▸ Job
In the material below, find all lines with the string "innovation" and copy them.

··· Working data

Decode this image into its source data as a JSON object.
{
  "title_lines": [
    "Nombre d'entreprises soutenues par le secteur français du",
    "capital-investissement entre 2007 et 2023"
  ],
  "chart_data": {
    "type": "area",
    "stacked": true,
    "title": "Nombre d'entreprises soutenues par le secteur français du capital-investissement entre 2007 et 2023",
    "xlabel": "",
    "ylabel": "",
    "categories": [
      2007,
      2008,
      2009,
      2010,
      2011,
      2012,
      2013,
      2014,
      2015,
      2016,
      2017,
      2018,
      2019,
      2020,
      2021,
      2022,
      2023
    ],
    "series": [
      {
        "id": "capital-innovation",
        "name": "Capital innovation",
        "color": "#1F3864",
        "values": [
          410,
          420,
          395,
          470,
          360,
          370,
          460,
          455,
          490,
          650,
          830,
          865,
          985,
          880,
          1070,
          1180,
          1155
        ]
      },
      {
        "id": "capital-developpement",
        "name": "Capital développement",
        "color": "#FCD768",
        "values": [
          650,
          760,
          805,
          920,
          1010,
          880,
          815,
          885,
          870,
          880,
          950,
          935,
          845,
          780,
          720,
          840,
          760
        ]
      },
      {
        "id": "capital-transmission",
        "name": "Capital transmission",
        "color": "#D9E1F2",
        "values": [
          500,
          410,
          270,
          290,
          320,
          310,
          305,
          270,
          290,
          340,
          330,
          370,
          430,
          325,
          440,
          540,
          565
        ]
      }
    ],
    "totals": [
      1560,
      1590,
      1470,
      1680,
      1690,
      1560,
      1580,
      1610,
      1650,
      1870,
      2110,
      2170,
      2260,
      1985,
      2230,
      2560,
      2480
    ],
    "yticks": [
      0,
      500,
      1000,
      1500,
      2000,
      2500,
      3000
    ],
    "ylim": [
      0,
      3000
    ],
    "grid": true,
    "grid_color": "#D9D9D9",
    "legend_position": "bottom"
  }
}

······

▸ Completed exercise
        "id": "capital-innovation",
        "name": "Capital innovation",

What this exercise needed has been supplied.